Give the count of lines containing the string "reels", with no other output.

→ Stored data
## start
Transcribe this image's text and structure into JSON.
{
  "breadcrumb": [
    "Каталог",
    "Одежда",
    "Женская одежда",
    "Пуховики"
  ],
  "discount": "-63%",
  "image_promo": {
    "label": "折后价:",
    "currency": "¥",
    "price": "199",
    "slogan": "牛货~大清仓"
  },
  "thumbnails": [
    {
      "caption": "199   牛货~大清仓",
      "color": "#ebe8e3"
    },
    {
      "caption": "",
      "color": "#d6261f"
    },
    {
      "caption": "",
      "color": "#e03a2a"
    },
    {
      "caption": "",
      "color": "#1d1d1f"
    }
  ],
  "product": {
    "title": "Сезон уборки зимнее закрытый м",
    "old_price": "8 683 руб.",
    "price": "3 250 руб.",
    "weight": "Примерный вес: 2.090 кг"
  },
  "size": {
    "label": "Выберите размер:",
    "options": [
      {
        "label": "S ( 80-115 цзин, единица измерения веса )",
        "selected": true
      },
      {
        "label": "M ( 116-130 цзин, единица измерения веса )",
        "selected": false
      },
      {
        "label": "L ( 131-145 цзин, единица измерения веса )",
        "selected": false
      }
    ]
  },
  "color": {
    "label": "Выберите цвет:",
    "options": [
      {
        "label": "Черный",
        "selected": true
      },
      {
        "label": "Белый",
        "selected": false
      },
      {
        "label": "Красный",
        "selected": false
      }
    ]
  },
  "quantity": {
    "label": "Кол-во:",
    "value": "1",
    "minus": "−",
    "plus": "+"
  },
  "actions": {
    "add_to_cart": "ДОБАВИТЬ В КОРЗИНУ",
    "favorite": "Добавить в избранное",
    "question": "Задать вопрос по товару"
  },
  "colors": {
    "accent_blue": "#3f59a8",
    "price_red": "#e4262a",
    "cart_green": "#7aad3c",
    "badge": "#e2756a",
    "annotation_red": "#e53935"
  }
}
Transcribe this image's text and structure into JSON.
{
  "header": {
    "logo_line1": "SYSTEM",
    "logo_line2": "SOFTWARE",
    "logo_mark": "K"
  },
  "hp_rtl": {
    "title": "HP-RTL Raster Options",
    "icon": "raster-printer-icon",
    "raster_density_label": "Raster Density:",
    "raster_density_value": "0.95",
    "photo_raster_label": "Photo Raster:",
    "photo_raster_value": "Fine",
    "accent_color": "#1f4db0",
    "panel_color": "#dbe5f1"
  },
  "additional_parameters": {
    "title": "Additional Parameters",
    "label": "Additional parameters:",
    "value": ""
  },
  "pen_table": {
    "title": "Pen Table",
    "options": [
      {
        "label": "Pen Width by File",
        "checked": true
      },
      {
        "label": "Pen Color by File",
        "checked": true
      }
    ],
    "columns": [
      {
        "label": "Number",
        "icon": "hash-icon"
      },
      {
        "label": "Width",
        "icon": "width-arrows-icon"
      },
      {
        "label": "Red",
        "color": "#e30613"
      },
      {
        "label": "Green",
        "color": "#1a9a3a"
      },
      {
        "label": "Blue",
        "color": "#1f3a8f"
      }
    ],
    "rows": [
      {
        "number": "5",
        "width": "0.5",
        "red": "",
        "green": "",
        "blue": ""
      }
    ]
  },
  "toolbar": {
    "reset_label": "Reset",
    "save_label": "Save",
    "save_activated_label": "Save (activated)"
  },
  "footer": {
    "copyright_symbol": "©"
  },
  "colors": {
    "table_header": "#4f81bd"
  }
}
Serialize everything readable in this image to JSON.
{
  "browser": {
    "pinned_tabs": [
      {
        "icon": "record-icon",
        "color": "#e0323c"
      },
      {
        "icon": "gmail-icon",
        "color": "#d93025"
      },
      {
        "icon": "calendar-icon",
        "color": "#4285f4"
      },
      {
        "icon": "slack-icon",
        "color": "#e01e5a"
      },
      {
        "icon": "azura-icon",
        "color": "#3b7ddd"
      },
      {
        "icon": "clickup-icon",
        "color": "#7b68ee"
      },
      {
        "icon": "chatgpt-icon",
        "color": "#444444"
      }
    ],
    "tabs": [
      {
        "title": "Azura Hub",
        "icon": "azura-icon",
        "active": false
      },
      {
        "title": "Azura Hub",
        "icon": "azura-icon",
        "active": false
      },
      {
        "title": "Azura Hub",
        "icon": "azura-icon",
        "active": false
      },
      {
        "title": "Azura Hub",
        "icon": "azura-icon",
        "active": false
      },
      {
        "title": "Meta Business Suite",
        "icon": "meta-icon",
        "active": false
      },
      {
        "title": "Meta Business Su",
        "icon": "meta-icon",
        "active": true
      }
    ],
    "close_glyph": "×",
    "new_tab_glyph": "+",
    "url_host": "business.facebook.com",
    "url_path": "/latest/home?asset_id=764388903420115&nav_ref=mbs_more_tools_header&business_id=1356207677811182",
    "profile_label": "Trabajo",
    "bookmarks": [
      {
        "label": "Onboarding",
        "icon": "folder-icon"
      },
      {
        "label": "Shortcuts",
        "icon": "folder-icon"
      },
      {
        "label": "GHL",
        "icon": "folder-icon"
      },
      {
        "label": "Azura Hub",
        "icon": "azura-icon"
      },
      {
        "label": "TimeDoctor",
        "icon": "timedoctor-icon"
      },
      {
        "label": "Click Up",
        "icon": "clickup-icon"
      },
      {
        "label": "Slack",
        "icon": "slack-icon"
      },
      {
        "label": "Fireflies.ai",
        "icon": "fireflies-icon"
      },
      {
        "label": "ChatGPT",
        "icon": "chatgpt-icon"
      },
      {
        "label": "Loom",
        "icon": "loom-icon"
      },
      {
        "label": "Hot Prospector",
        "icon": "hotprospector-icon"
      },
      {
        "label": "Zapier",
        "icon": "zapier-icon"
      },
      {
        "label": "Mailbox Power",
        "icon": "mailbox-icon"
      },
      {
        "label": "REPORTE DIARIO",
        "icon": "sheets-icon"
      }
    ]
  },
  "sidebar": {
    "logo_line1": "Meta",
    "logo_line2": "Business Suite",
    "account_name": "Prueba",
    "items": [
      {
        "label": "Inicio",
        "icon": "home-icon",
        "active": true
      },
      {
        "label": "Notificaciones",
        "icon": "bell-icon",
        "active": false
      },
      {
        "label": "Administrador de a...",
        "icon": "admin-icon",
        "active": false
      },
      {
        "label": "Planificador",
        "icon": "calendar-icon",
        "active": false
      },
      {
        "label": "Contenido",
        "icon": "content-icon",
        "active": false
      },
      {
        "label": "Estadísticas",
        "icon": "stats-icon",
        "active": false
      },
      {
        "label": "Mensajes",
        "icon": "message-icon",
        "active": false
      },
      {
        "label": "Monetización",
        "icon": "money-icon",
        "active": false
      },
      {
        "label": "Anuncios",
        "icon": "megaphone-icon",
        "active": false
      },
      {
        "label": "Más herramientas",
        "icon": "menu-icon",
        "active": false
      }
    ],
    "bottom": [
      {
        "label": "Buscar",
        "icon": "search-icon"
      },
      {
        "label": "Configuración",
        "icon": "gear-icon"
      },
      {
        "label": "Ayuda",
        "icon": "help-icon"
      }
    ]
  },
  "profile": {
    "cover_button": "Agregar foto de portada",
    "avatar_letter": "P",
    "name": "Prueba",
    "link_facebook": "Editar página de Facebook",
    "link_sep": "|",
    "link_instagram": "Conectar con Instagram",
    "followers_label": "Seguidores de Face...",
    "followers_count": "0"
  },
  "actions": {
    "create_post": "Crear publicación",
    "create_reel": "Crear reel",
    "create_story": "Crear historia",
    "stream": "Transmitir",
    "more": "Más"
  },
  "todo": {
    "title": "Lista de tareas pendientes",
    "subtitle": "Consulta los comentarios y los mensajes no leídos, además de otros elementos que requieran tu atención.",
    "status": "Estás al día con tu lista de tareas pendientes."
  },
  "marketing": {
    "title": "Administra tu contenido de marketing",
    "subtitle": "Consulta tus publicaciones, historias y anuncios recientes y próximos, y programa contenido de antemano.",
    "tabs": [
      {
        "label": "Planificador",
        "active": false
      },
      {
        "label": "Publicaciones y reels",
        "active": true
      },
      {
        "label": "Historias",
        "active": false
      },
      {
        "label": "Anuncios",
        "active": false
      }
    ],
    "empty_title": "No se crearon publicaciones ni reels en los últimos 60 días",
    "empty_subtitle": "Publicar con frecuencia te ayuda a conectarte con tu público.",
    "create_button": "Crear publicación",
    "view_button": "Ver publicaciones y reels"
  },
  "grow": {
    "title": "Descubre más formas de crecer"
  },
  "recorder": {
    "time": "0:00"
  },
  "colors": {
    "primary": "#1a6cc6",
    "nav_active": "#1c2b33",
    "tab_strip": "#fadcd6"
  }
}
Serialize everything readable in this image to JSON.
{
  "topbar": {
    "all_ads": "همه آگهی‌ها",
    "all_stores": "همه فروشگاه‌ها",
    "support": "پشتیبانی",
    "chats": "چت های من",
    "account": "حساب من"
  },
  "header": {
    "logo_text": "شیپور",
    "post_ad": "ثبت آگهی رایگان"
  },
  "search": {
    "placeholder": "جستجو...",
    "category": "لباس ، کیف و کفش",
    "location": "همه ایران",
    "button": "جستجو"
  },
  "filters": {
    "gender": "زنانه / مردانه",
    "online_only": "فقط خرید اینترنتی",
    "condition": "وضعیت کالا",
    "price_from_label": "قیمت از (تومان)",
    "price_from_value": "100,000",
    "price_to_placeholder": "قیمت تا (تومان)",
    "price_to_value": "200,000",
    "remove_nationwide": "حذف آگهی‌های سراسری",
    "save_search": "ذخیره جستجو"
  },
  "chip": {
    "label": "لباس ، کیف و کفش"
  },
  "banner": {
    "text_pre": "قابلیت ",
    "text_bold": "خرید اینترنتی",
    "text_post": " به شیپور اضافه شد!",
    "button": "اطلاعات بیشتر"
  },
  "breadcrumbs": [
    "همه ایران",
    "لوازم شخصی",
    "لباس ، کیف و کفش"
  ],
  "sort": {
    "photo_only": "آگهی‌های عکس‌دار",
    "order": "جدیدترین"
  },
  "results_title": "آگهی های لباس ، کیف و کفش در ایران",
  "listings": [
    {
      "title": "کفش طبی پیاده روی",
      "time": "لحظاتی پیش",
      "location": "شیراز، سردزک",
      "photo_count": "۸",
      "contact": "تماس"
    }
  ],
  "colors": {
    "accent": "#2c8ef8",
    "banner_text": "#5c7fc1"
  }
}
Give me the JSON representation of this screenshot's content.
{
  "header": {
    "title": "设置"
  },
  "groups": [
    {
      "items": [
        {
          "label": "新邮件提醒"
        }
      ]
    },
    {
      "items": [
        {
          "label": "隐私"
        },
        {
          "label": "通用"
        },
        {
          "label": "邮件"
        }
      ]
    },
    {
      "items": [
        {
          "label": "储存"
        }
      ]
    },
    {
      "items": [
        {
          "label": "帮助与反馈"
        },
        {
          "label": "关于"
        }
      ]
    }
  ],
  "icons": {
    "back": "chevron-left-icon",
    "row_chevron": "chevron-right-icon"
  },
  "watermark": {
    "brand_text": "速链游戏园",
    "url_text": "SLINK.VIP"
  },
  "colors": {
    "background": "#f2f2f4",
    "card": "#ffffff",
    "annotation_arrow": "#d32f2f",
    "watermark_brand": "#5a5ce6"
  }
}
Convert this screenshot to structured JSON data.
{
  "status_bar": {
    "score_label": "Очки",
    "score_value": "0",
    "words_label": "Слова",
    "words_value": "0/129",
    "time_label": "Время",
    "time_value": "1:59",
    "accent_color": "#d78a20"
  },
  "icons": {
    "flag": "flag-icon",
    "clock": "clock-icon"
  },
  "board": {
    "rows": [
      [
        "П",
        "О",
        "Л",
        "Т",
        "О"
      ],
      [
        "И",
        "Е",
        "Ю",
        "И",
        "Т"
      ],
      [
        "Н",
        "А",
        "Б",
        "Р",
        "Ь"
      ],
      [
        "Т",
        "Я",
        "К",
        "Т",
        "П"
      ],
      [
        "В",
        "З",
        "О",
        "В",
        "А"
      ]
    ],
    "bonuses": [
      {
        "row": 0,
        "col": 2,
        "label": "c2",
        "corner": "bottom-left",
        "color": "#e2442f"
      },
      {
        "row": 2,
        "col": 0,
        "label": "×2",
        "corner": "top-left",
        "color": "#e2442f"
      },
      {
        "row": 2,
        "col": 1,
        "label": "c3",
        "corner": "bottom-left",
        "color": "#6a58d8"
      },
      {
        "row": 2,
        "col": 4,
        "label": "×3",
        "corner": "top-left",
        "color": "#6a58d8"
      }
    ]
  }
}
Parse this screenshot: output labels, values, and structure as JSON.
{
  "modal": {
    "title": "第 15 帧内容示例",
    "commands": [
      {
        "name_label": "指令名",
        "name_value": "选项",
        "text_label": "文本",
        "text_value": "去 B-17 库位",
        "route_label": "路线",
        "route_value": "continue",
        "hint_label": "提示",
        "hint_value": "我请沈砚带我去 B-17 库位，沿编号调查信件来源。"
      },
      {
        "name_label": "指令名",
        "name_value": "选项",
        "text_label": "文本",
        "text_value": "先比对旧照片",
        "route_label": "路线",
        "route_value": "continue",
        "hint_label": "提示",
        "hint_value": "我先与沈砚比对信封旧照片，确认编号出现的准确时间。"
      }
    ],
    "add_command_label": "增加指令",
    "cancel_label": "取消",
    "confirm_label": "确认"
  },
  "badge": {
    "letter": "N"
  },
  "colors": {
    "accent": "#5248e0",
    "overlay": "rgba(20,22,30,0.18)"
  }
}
## end
→ Expected output
3